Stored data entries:
——

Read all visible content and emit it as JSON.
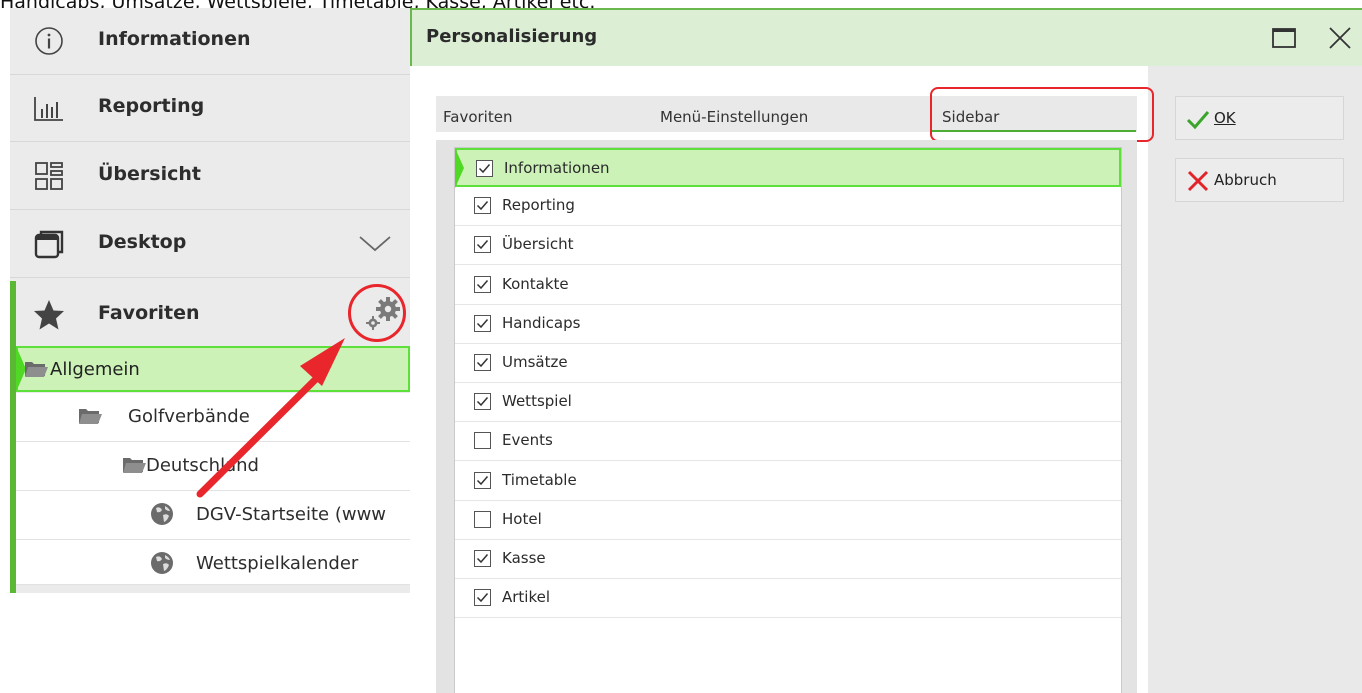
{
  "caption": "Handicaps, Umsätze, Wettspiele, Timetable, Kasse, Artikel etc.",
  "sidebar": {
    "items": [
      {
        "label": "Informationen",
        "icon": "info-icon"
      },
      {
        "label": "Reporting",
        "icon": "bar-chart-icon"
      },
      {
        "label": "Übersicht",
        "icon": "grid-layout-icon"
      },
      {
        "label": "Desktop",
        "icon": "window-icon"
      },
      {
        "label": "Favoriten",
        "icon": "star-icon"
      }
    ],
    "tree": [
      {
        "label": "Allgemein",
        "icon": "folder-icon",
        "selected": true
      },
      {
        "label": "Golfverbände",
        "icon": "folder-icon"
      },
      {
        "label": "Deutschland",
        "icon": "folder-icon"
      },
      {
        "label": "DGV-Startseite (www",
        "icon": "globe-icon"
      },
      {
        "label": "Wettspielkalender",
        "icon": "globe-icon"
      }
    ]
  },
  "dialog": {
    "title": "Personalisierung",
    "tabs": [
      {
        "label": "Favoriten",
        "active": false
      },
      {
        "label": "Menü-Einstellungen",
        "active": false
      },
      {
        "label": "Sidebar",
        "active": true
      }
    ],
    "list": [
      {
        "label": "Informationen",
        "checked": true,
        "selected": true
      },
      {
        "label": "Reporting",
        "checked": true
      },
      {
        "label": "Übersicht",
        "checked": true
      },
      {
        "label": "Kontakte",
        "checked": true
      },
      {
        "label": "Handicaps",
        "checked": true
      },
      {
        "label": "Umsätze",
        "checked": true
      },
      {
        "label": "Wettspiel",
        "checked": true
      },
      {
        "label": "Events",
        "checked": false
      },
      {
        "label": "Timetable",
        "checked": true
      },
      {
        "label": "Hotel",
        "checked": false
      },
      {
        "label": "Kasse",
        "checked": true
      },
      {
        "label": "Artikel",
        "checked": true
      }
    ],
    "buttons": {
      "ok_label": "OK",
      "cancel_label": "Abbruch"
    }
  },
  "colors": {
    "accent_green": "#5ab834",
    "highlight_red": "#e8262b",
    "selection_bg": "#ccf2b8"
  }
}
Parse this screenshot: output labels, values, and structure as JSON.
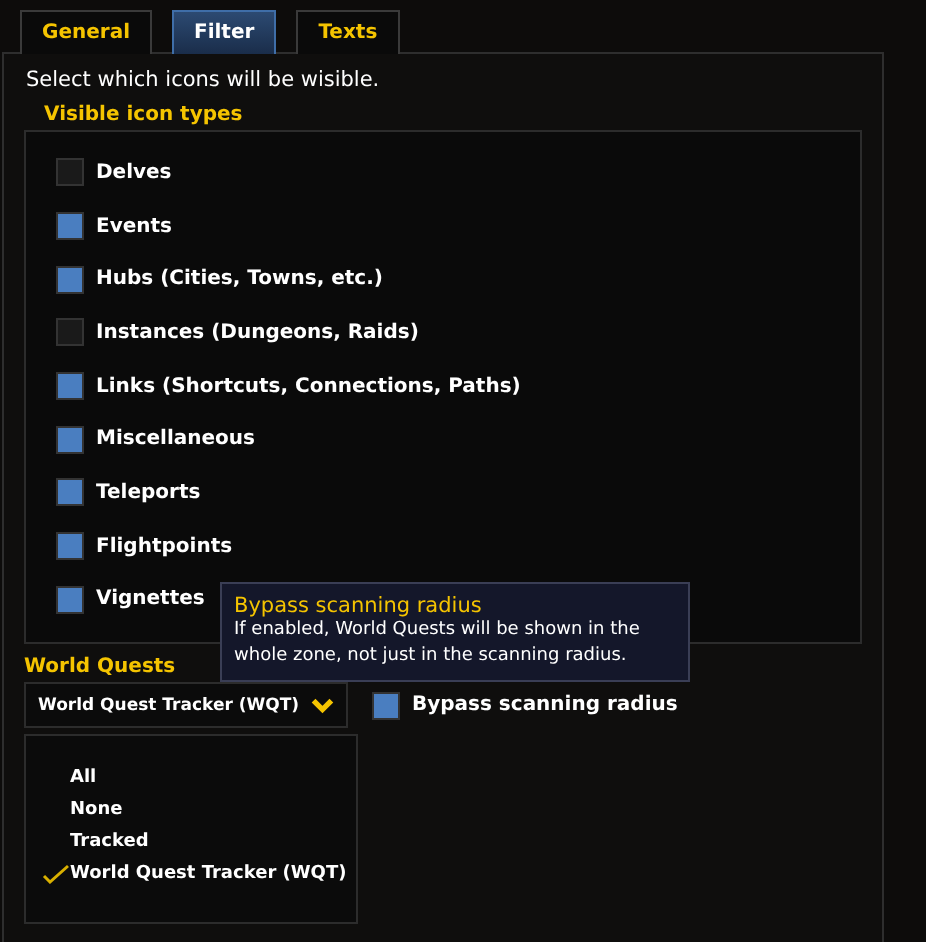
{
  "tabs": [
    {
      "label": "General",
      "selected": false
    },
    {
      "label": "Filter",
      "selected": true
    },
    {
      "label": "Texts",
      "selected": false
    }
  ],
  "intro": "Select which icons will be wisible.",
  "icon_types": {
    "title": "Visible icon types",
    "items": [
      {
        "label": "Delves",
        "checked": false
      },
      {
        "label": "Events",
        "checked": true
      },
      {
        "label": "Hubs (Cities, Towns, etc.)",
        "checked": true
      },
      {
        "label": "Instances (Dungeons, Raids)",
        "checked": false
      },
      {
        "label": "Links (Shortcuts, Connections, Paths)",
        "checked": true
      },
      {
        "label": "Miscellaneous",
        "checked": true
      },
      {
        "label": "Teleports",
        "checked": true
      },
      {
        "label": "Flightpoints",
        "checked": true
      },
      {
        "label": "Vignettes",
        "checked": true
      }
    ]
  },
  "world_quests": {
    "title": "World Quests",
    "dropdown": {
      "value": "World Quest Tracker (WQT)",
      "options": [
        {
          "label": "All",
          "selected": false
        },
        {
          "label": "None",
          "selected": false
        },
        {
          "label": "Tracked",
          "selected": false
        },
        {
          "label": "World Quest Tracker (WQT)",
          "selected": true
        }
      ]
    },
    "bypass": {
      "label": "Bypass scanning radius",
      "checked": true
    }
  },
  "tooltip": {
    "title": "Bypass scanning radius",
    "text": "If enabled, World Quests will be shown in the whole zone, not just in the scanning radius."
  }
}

——

■ WHAT IS REQUIRED
Leave out the pictures and give the listing above again exactly.

■ IN RESPONSE
Read all visible content and emit it as JSON.
{
  "caption": "Handicaps, Umsätze, Wettspiele, Timetable, Kasse, Artikel etc.",
  "sidebar": {
    "items": [
      {
        "label": "Informationen",
        "icon": "info-icon"
      },
      {
        "label": "Reporting",
        "icon": "bar-chart-icon"
      },
      {
        "label": "Übersicht",
        "icon": "grid-layout-icon"
      },
      {
        "label": "Desktop",
        "icon": "window-icon"
      },
      {
        "label": "Favoriten",
        "icon": "star-icon"
      }
    ],
    "tree": [
      {
        "label": "Allgemein",
        "icon": "folder-icon",
        "selected": true
      },
      {
        "label": "Golfverbände",
        "icon": "folder-icon"
      },
      {
        "label": "Deutschland",
        "icon": "folder-icon"
      },
      {
        "label": "DGV-Startseite (www",
        "icon": "globe-icon"
      },
      {
        "label": "Wettspielkalender",
        "icon": "globe-icon"
      }
    ]
  },
  "dialog": {
    "title": "Personalisierung",
    "tabs": [
      {
        "label": "Favoriten",
        "active": false
      },
      {
        "label": "Menü-Einstellungen",
        "active": false
      },
      {
        "label": "Sidebar",
        "active": true
      }
    ],
    "list": [
      {
        "label": "Informationen",
        "checked": true,
        "selected": true
      },
      {
        "label": "Reporting",
        "checked": true
      },
      {
        "label": "Übersicht",
        "checked": true
      },
      {
        "label": "Kontakte",
        "checked": true
      },
      {
        "label": "Handicaps",
        "checked": true
      },
      {
        "label": "Umsätze",
        "checked": true
      },
      {
        "label": "Wettspiel",
        "checked": true
      },
      {
        "label": "Events",
        "checked": false
      },
      {
        "label": "Timetable",
        "checked": true
      },
      {
        "label": "Hotel",
        "checked": false
      },
      {
        "label": "Kasse",
        "checked": true
      },
      {
        "label": "Artikel",
        "checked": true
      }
    ],
    "buttons": {
      "ok_label": "OK",
      "cancel_label": "Abbruch"
    }
  },
  "colors": {
    "accent_green": "#5ab834",
    "highlight_red": "#e8262b",
    "selection_bg": "#ccf2b8"
  }
}
Parse this screenshot: output labels, values, and structure as JSON.
{
  "tabs": [
    {
      "label": "General",
      "selected": false
    },
    {
      "label": "Filter",
      "selected": true
    },
    {
      "label": "Texts",
      "selected": false
    }
  ],
  "intro": "Select which icons will be wisible.",
  "icon_types": {
    "title": "Visible icon types",
    "items": [
      {
        "label": "Delves",
        "checked": false
      },
      {
        "label": "Events",
        "checked": true
      },
      {
        "label": "Hubs (Cities, Towns, etc.)",
        "checked": true
      },
      {
        "label": "Instances (Dungeons, Raids)",
        "checked": false
      },
      {
        "label": "Links (Shortcuts, Connections, Paths)",
        "checked": true
      },
      {
        "label": "Miscellaneous",
        "checked": true
      },
      {
        "label": "Teleports",
        "checked": true
      },
      {
        "label": "Flightpoints",
        "checked": true
      },
      {
        "label": "Vignettes",
        "checked": true
      }
    ]
  },
  "world_quests": {
    "title": "World Quests",
    "dropdown": {
      "value": "World Quest Tracker (WQT)",
      "options": [
        {
          "label": "All",
          "selected": false
        },
        {
          "label": "None",
          "selected": false
        },
        {
          "label": "Tracked",
          "selected": false
        },
        {
          "label": "World Quest Tracker (WQT)",
          "selected": true
        }
      ]
    },
    "bypass": {
      "label": "Bypass scanning radius",
      "checked": true
    }
  },
  "tooltip": {
    "title": "Bypass scanning radius",
    "text": "If enabled, World Quests will be shown in the whole zone, not just in the scanning radius."
  }
}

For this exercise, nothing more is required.